> À faire:
**a)** Recopiez tel quel un passage de l'article sur le partage de la route : commencez aux mots « Selon M. Bergeron, nos » et arrêtez-vous après « plus de sensibilisation. ».
**b)** Répondez à ces questions d'après l'article sur le partage de la route :
(i) Quelle rue de Sainte-Adèle est citée comme un bon exemple de sens unique ?
(ii) Selon M. Bergeron, autour de quoi nos villes sont-elles souvent aménagées ?
(iii) Quel village la course de vélos proposée traverserait-elle ?

#### Texte du document

Encore faut-il faire de la place pour les cyclistes. Au lieu d’avoir de l’espace de stationnement des deux côtés de la rue, par exemple, un côté pourrait être réservé à la circulation de vélos, illustre M. Bergeron.
Mettre des sens uniques peut aussi faciliter le partage de l’espace. En plus, ça permet de diminuer le trafic de transit, ce qui amène de la quiétude aux résidents. La rue Valiquette, à Sainte-Adèle, en est un bon exemple, selon lui. Le sens unique a permis d’élargir les trottoirs, tout en gardant une place aux automobilistes et des espaces de stationnement.
« L’idée, c’est de ne pas bousculer la population, mais de progressivement faire de l’éducation. Il faut montrer que le changement peut être agréable, en créant des petits succès. Ça mènera à une meilleure cohabitation. »
Selon M. Bergeron, nos villes sont souvent aménagées autour de l’auto. « Je ne dis pas qu’il faut tout donner aux vélos. Mais il faut un meilleur partage. Ce sont des espaces communs », plaide-t-il.
S’apprivoiser
« Il faudrait que les automobilistes essaient de faire un trajet en vélo, en suivant toutes les règles. Ils vont voir que tu ne peux pas juste te tasser », avance Charlotte. M. Bergeron croit aussi qu’il faut plus de sensibilisation.
« Ce ne sont pas tous les automobilistes qui sont aussi des cyclistes et des piétons. Ils peuvent être de bonne foi, mais ne pas réaliser l’impression que ça fait, une auto qui passe près d’un vélo à haute vitesse. »
Il souligne cependant que le même commentaire s’applique aux cyclistes.
« Ça peut être très frustrant pour un automobiliste de voir un cycliste ne pas respecter un arrêt. […] Il faut un apprivoisement des deux côtés. »
Ainsi, les aménagements concrets ne sont qu’une partie de la solution, continue M. Bergeron. « Pourquoi ne pas faire des grandes activités qui incitent la population à faire l’essai de la mobilité active? » Il donne l’exemple d’une course de vélos qui traverserait le village de Saint-Sauveur, avec d’autres activités durant une fin de semaine. « On invite la population à un événement sportif et festif. »
« En plus des villes et des ministères, ce sont tous les citoyens qui ont intérêt à s’engager, même les commerçants et les employeurs. C’est peut-être dans l’angle mort des chambres de commerce. Mais les initiatives en mobilité active peuvent être bonnes pour la santé des citoyens, de leurs employés et de l’économie », conclut-il.

########
#### Informations fournies

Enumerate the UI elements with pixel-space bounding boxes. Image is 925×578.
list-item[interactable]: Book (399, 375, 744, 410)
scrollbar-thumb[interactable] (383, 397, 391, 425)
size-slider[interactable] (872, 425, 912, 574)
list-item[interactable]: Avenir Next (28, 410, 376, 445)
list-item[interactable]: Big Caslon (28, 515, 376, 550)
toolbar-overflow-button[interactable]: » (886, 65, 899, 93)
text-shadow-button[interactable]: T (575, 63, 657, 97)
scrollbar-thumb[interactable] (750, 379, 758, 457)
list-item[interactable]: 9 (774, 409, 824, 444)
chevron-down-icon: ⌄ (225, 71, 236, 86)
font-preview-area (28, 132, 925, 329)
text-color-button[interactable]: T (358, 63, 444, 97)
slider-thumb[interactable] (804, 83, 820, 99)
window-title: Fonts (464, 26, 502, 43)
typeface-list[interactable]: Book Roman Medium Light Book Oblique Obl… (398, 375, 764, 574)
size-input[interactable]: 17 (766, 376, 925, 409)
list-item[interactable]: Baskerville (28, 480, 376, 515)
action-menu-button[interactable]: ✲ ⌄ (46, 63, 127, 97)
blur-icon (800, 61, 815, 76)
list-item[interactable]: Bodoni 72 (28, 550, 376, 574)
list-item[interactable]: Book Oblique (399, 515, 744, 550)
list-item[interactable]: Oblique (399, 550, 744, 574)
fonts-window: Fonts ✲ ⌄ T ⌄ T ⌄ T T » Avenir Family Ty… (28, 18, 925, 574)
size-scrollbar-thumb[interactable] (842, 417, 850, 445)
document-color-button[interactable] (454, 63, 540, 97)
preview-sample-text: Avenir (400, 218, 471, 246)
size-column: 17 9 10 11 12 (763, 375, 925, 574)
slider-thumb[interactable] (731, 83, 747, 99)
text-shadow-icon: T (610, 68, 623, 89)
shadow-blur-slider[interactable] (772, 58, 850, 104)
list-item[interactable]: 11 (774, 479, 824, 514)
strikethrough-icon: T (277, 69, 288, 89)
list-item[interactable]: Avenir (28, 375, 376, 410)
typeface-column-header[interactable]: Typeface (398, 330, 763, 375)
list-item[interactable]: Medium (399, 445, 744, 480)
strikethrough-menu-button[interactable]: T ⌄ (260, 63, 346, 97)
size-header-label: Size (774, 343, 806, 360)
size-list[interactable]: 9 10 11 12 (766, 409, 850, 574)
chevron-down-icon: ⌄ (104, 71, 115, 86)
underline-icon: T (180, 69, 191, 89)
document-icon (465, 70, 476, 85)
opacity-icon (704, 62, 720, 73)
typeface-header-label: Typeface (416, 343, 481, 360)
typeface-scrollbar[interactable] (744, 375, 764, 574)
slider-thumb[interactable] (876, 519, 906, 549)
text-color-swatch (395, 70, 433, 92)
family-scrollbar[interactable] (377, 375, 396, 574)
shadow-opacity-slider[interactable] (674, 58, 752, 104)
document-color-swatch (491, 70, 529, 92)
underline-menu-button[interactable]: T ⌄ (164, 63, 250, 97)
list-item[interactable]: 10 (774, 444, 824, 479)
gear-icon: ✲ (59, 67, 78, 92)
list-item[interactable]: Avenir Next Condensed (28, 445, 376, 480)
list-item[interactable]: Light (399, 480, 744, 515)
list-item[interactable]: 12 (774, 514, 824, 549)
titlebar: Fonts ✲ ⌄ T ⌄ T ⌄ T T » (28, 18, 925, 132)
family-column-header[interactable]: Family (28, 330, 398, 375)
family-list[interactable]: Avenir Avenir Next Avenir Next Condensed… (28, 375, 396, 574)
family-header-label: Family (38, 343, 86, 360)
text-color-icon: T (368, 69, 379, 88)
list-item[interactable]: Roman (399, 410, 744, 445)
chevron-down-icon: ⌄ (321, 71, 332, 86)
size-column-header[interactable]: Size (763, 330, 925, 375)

########

> Bonnes réponses:
**a)**
Selon M. Bergeron, nos villes sont souvent aménagées autour de l’auto. « Je ne dis pas qu’il faut tout donner aux vélos. Mais il faut un meilleur partage. Ce sont des espaces communs », plaide-t-il.
S’apprivoiser
« Il faudrait que les automobilistes essaient de faire un trajet en vélo, en suivant toutes les règles. Ils vont voir que tu ne peux pas juste te tasser », avance Charlotte. M. Bergeron croit aussi qu’il faut plus de sensibilisation.

**b)**
(i) La rue Valiquette.
(ii) Autour de l'auto.
(iii) Saint-Sauveur.